* begin Excerpted records *
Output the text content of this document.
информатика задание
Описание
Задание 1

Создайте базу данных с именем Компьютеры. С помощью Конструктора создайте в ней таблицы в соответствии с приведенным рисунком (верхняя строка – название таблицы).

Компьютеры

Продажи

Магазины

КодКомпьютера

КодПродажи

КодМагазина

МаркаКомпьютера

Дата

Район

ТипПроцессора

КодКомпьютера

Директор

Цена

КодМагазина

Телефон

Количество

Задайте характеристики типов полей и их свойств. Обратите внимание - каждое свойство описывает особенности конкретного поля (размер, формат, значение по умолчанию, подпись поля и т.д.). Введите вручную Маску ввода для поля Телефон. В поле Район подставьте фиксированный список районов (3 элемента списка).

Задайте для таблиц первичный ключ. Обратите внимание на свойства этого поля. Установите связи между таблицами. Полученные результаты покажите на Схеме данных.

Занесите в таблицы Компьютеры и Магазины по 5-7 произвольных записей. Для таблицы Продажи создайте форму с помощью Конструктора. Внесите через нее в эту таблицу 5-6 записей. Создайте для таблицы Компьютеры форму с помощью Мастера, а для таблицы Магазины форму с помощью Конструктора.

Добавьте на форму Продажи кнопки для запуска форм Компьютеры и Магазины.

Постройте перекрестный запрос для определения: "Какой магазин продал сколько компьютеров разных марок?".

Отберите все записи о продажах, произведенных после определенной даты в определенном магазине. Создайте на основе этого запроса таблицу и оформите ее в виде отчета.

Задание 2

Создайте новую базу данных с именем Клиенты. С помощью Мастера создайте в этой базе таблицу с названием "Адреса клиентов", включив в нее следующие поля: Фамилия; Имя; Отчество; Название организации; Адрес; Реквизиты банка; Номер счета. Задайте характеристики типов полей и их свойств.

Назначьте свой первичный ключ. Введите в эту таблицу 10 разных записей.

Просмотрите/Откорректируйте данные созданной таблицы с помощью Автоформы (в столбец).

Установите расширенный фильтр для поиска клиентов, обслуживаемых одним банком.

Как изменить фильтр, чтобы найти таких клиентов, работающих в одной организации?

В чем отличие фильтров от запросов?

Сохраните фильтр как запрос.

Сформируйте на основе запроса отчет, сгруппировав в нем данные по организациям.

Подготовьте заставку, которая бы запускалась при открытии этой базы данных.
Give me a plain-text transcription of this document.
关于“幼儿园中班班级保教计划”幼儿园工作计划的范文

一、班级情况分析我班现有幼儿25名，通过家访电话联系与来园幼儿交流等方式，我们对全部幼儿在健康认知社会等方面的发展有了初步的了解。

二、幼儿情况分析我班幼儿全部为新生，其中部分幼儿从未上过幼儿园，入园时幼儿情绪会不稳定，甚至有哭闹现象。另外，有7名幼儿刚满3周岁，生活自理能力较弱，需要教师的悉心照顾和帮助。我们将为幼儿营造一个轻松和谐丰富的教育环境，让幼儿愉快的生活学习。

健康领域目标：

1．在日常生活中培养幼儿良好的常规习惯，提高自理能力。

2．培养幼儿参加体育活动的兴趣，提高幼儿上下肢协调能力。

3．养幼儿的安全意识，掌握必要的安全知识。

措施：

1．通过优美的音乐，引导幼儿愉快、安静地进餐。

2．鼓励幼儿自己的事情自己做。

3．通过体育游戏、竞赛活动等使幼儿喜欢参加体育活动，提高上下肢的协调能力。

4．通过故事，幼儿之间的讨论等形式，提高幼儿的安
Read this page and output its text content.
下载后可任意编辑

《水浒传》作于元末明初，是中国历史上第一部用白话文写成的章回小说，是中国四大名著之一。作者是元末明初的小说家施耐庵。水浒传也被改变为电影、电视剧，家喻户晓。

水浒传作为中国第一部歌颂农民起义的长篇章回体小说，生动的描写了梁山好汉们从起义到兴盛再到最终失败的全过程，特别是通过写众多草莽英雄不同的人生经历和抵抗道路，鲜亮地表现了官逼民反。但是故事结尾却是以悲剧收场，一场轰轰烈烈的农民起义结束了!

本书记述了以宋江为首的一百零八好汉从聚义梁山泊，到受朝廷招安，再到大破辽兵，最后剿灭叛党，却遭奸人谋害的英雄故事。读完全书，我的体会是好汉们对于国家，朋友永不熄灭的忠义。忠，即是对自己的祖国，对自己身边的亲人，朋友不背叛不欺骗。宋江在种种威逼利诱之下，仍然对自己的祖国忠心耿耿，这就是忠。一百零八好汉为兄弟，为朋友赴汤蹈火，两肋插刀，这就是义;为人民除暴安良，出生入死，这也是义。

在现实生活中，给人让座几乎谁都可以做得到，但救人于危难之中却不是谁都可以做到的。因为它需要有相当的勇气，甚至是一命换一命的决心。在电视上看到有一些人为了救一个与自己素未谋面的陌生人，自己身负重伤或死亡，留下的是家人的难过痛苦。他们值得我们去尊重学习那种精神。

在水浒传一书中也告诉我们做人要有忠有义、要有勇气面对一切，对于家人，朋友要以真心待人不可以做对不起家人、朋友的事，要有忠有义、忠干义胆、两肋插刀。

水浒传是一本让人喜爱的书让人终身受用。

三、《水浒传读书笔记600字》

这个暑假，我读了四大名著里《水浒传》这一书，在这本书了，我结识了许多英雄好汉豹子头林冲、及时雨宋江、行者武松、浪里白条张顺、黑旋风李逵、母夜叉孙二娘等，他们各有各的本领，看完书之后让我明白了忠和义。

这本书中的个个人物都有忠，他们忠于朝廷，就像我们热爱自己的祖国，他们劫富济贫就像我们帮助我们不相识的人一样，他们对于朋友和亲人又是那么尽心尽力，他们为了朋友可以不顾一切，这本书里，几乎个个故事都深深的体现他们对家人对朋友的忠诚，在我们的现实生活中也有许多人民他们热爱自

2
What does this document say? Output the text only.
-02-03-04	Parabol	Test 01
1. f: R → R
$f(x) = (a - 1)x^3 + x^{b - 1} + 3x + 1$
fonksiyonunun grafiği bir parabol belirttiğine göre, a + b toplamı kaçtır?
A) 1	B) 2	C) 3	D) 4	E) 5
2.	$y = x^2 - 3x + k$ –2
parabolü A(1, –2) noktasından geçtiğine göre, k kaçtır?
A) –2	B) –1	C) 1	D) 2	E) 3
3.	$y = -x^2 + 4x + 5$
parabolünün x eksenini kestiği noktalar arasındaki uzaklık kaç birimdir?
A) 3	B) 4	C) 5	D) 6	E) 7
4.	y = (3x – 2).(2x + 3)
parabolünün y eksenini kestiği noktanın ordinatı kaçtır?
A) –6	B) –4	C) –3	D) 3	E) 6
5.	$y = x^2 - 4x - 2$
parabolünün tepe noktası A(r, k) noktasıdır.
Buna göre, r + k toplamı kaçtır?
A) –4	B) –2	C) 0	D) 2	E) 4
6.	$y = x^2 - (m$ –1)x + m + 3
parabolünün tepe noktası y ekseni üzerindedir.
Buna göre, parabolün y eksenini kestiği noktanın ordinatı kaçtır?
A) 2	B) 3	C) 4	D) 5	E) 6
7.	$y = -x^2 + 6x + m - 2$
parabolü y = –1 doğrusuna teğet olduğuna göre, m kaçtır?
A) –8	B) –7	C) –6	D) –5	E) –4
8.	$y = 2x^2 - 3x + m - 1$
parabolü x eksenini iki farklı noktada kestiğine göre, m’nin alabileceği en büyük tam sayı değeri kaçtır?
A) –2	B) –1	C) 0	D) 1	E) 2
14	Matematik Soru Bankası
* end Excerpted records *
• _The exercise_: Transcribe each entry exactly.

• _Answer to the problem_:
Output the text content of this document.
информатика задание
Описание
Задание 1

Создайте базу данных с именем Компьютеры. С помощью Конструктора создайте в ней таблицы в соответствии с приведенным рисунком (верхняя строка – название таблицы).

Компьютеры

Продажи

Магазины

КодКомпьютера

КодПродажи

КодМагазина

МаркаКомпьютера

Дата

Район

ТипПроцессора

КодКомпьютера

Директор

Цена

КодМагазина

Телефон

Количество

Задайте характеристики типов полей и их свойств. Обратите внимание - каждое свойство описывает особенности конкретного поля (размер, формат, значение по умолчанию, подпись поля и т.д.). Введите вручную Маску ввода для поля Телефон. В поле Район подставьте фиксированный список районов (3 элемента списка).

Задайте для таблиц первичный ключ. Обратите внимание на свойства этого поля. Установите связи между таблицами. Полученные результаты покажите на Схеме данных.

Занесите в таблицы Компьютеры и Магазины по 5-7 произвольных записей. Для таблицы Продажи создайте форму с помощью Конструктора. Внесите через нее в эту таблицу 5-6 записей. Создайте для таблицы Компьютеры форму с помощью Мастера, а для таблицы Магазины форму с помощью Конструктора.

Добавьте на форму Продажи кнопки для запуска форм Компьютеры и Магазины.

Постройте перекрестный запрос для определения: "Какой магазин продал сколько компьютеров разных марок?".

Отберите все записи о продажах, произведенных после определенной даты в определенном магазине. Создайте на основе этого запроса таблицу и оформите ее в виде отчета.

Задание 2

Создайте новую базу данных с именем Клиенты. С помощью Мастера создайте в этой базе таблицу с названием "Адреса клиентов", включив в нее следующие поля: Фамилия; Имя; Отчество; Название организации; Адрес; Реквизиты банка; Номер счета. Задайте характеристики типов полей и их свойств.

Назначьте свой первичный ключ. Введите в эту таблицу 10 разных записей.

Просмотрите/Откорректируйте данные созданной таблицы с помощью Автоформы (в столбец).

Установите расширенный фильтр для поиска клиентов, обслуживаемых одним банком.

Как изменить фильтр, чтобы найти таких клиентов, работающих в одной организации?

В чем отличие фильтров от запросов?

Сохраните фильтр как запрос.

Сформируйте на основе запроса отчет, сгруппировав в нем данные по организациям.

Подготовьте заставку, которая бы запускалась при открытии этой базы данных.
Give me a plain-text transcription of this document.
关于“幼儿园中班班级保教计划”幼儿园工作计划的范文

一、班级情况分析我班现有幼儿25名，通过家访电话联系与来园幼儿交流等方式，我们对全部幼儿在健康认知社会等方面的发展有了初步的了解。

二、幼儿情况分析我班幼儿全部为新生，其中部分幼儿从未上过幼儿园，入园时幼儿情绪会不稳定，甚至有哭闹现象。另外，有7名幼儿刚满3周岁，生活自理能力较弱，需要教师的悉心照顾和帮助。我们将为幼儿营造一个轻松和谐丰富的教育环境，让幼儿愉快的生活学习。

健康领域目标：

1．在日常生活中培养幼儿良好的常规习惯，提高自理能力。

2．培养幼儿参加体育活动的兴趣，提高幼儿上下肢协调能力。

3．养幼儿的安全意识，掌握必要的安全知识。

措施：

1．通过优美的音乐，引导幼儿愉快、安静地进餐。

2．鼓励幼儿自己的事情自己做。

3．通过体育游戏、竞赛活动等使幼儿喜欢参加体育活动，提高上下肢的协调能力。

4．通过故事，幼儿之间的讨论等形式，提高幼儿的安
Read this page and output its text content.
下载后可任意编辑

《水浒传》作于元末明初，是中国历史上第一部用白话文写成的章回小说，是中国四大名著之一。作者是元末明初的小说家施耐庵。水浒传也被改变为电影、电视剧，家喻户晓。

水浒传作为中国第一部歌颂农民起义的长篇章回体小说，生动的描写了梁山好汉们从起义到兴盛再到最终失败的全过程，特别是通过写众多草莽英雄不同的人生经历和抵抗道路，鲜亮地表现了官逼民反。但是故事结尾却是以悲剧收场，一场轰轰烈烈的农民起义结束了!

本书记述了以宋江为首的一百零八好汉从聚义梁山泊，到受朝廷招安，再到大破辽兵，最后剿灭叛党，却遭奸人谋害的英雄故事。读完全书，我的体会是好汉们对于国家，朋友永不熄灭的忠义。忠，即是对自己的祖国，对自己身边的亲人，朋友不背叛不欺骗。宋江在种种威逼利诱之下，仍然对自己的祖国忠心耿耿，这就是忠。一百零八好汉为兄弟，为朋友赴汤蹈火，两肋插刀，这就是义;为人民除暴安良，出生入死，这也是义。

在现实生活中，给人让座几乎谁都可以做得到，但救人于危难之中却不是谁都可以做到的。因为它需要有相当的勇气，甚至是一命换一命的决心。在电视上看到有一些人为了救一个与自己素未谋面的陌生人，自己身负重伤或死亡，留下的是家人的难过痛苦。他们值得我们去尊重学习那种精神。

在水浒传一书中也告诉我们做人要有忠有义、要有勇气面对一切，对于家人，朋友要以真心待人不可以做对不起家人、朋友的事，要有忠有义、忠干义胆、两肋插刀。

水浒传是一本让人喜爱的书让人终身受用。

三、《水浒传读书笔记600字》

这个暑假，我读了四大名著里《水浒传》这一书，在这本书了，我结识了许多英雄好汉豹子头林冲、及时雨宋江、行者武松、浪里白条张顺、黑旋风李逵、母夜叉孙二娘等，他们各有各的本领，看完书之后让我明白了忠和义。

这本书中的个个人物都有忠，他们忠于朝廷，就像我们热爱自己的祖国，他们劫富济贫就像我们帮助我们不相识的人一样，他们对于朋友和亲人又是那么尽心尽力，他们为了朋友可以不顾一切，这本书里，几乎个个故事都深深的体现他们对家人对朋友的忠诚，在我们的现实生活中也有许多人民他们热爱自

2
What does this document say? Output the text only.
-02-03-04	Parabol	Test 01
1. f: R → R
$f(x) = (a - 1)x^3 + x^{b - 1} + 3x + 1$
fonksiyonunun grafiği bir parabol belirttiğine göre, a + b toplamı kaçtır?
A) 1	B) 2	C) 3	D) 4	E) 5
2.	$y = x^2 - 3x + k$ –2
parabolü A(1, –2) noktasından geçtiğine göre, k kaçtır?
A) –2	B) –1	C) 1	D) 2	E) 3
3.	$y = -x^2 + 4x + 5$
parabolünün x eksenini kestiği noktalar arasındaki uzaklık kaç birimdir?
A) 3	B) 4	C) 5	D) 6	E) 7
4.	y = (3x – 2).(2x + 3)
parabolünün y eksenini kestiği noktanın ordinatı kaçtır?
A) –6	B) –4	C) –3	D) 3	E) 6
5.	$y = x^2 - 4x - 2$
parabolünün tepe noktası A(r, k) noktasıdır.
Buna göre, r + k toplamı kaçtır?
A) –4	B) –2	C) 0	D) 2	E) 4
6.	$y = x^2 - (m$ –1)x + m + 3
parabolünün tepe noktası y ekseni üzerindedir.
Buna göre, parabolün y eksenini kestiği noktanın ordinatı kaçtır?
A) 2	B) 3	C) 4	D) 5	E) 6
7.	$y = -x^2 + 6x + m - 2$
parabolü y = –1 doğrusuna teğet olduğuna göre, m kaçtır?
A) –8	B) –7	C) –6	D) –5	E) –4
8.	$y = 2x^2 - 3x + m - 1$
parabolü x eksenini iki farklı noktada kestiğine göre, m’nin alabileceği en büyük tam sayı değeri kaçtır?
A) –2	B) –1	C) 0	D) 1	E) 2
14	Matematik Soru Bankası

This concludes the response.